AI and Copyright: AI Policies Must Respect Creators and their Creativities

The exponential development of Artificial Intelligence (AI) systems represents a profound achievement of the digital age that brings with it tremendous opportunities. In fact, many in the creative community are already using or plan to use AI for the creation of a wide range of works and are developing and pushing AI capabilities to explore new creative horizons. But as with many advances in technology, these new opportunities come with challenges and often raise difficult legal questions.

Artists, authors, and many other types of creators are increasingly concerned (and rightly so) about the tendency of some to ignore or discount issues relating to copyright in the AI context. Though the application of copyright law to AI may be tricky at times, it is essential that these issues not be ignored or given short shrift in the AI discussion just because AI is the shiny new toy. Rather than sweep important copyright issues under the rug for fear of slowing AI’s progress, policymakers, lawmakers, stakeholders, and the public must respect the rights of creators and copyright owners and recognize and appreciate the underlying goals and purposes of our copyright system.

* [INFORMATION SHOWN]
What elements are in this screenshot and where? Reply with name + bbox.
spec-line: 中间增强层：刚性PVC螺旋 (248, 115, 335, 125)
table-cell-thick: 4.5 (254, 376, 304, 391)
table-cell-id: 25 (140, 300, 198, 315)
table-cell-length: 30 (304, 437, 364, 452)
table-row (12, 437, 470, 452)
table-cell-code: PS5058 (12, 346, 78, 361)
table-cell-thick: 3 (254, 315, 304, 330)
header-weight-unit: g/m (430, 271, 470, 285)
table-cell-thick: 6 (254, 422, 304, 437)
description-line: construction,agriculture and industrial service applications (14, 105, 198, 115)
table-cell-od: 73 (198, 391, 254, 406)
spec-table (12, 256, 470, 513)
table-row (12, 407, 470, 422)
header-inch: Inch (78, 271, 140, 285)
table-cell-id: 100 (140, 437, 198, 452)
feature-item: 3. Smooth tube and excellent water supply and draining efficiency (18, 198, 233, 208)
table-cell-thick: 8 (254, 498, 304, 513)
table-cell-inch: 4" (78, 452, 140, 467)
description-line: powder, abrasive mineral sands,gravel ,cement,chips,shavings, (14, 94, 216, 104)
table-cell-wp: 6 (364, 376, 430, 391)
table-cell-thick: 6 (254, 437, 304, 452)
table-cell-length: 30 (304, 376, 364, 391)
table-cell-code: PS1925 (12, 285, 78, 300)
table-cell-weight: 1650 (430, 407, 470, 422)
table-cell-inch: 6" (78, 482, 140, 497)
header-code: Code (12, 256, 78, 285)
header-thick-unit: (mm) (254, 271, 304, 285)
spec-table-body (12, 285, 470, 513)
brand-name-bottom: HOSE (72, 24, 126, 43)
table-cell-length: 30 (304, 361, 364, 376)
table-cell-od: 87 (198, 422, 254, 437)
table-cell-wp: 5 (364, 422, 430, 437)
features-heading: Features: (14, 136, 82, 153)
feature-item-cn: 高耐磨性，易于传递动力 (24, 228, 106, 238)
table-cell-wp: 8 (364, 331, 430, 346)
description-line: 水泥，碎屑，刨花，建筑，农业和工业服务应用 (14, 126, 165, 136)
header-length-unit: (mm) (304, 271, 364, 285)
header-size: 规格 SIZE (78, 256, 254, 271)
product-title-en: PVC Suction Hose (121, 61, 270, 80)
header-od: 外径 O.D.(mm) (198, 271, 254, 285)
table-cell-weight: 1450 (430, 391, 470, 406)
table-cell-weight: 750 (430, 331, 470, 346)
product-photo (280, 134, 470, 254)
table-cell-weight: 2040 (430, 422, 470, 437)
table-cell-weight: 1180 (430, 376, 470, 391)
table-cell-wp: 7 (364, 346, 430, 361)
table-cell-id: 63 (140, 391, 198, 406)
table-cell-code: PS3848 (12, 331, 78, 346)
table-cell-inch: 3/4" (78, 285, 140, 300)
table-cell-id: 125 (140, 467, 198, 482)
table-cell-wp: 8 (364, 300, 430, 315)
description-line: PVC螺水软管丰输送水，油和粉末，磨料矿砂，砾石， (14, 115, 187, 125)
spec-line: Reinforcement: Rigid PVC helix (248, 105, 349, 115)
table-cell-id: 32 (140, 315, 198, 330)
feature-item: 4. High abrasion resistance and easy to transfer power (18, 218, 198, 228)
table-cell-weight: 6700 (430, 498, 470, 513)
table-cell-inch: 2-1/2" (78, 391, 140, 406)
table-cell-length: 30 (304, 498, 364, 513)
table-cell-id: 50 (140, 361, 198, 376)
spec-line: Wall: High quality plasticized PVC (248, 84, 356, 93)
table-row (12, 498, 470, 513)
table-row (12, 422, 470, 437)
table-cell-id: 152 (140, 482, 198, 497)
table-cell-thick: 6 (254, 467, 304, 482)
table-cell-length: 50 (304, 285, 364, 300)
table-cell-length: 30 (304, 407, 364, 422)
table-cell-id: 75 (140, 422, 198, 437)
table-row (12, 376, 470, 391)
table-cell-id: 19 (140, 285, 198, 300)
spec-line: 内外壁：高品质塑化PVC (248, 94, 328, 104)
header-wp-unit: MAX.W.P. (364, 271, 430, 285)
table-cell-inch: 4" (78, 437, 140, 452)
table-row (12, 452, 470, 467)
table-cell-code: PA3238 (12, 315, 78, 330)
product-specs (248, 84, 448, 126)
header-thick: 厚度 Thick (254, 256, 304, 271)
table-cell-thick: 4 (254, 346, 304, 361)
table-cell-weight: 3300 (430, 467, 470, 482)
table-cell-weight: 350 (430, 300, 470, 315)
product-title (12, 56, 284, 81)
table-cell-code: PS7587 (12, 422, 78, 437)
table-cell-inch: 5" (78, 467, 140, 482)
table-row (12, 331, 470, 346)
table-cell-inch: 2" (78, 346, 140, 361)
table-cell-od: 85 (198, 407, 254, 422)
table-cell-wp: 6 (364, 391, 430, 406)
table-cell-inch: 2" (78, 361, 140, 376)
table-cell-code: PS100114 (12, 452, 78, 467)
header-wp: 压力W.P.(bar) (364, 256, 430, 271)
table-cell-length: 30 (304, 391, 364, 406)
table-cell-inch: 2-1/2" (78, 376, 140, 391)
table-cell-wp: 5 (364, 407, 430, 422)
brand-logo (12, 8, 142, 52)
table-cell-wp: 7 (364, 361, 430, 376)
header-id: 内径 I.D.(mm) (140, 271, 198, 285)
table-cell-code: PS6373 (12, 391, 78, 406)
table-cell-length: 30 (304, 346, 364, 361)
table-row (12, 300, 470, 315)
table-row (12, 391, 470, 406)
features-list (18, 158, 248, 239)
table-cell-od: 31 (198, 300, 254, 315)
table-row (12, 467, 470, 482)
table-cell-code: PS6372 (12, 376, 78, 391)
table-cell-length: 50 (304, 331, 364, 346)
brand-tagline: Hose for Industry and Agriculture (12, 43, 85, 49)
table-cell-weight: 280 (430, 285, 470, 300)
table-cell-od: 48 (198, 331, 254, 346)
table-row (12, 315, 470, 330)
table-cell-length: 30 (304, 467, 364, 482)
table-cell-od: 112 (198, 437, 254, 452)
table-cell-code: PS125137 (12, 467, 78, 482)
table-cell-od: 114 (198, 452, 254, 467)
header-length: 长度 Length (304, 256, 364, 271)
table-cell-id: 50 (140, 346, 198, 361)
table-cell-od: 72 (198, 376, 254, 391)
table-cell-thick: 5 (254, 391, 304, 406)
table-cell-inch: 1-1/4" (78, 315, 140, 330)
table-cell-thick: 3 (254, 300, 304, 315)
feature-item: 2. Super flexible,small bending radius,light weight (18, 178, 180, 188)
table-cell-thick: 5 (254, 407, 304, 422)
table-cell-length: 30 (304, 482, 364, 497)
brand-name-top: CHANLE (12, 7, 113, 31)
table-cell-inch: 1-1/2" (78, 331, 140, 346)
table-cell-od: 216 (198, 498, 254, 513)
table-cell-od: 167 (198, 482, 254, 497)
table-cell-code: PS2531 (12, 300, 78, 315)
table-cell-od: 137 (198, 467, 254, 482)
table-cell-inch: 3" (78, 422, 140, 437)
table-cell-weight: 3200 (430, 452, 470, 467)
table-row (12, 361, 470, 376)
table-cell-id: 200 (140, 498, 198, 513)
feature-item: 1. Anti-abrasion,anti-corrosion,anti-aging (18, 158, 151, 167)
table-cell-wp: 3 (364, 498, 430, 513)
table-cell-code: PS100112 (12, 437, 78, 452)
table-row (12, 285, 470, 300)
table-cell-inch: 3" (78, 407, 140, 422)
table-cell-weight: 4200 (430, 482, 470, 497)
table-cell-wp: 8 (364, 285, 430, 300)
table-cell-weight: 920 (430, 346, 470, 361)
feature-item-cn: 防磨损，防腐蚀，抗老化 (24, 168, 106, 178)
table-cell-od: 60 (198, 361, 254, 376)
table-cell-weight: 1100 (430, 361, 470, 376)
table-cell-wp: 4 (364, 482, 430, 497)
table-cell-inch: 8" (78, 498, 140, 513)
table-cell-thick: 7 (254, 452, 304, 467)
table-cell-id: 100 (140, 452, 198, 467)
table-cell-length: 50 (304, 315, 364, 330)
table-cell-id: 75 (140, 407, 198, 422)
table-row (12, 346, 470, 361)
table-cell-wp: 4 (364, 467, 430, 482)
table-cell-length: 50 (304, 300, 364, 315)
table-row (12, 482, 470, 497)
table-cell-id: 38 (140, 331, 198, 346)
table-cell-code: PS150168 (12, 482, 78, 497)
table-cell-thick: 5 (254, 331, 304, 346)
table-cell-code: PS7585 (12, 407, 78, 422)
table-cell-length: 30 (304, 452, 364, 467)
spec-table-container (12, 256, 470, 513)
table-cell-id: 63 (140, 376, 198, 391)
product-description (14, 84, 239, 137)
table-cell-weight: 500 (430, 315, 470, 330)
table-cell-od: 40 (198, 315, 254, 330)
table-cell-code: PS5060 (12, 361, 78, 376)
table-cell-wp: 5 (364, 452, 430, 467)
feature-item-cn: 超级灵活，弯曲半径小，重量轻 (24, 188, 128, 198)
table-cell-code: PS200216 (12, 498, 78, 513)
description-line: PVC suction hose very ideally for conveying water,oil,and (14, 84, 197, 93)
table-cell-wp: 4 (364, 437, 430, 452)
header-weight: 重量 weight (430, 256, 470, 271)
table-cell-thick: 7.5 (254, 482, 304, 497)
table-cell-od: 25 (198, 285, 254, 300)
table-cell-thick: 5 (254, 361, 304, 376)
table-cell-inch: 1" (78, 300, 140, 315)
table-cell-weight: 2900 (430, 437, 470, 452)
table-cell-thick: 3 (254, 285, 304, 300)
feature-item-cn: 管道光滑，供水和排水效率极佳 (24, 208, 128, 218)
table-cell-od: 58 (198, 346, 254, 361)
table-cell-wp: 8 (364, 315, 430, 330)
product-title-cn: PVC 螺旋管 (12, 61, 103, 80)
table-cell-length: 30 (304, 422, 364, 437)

* [EXERCISE 1] Translate this sentence from the AI and copyright text into Spanish: "But as with many advances in technology, these new opportunities come with challenges and often raise difficult legal questions."
* [EXERCISE 2] Reproduce a passage of the AI and copyright text word for word, beginning at the words "AI and Copyright: AI" and stopping after the words "difficult legal questions.".
The records were taken from a separate source and are unrelated to the text.

* [TASK RESPONSE 1] Pero, como ocurre con muchos avances tecnológicos, estas nuevas oportunidades traen consigo desafíos y a menudo plantean cuestiones jurídicas difíciles.

* [TASK RESPONSE 2]
AI and Copyright: AI Policies Must Respect Creators and their Creativities

The exponential development of Artificial Intelligence (AI) systems represents a profound achievement of the digital age that brings with it tremendous opportunities. In fact, many in the creative community are already using or plan to use AI for the creation of a wide range of works and are developing and pushing AI capabilities to explore new creative horizons. But as with many advances in technology, these new opportunities come with challenges and often raise difficult legal questions.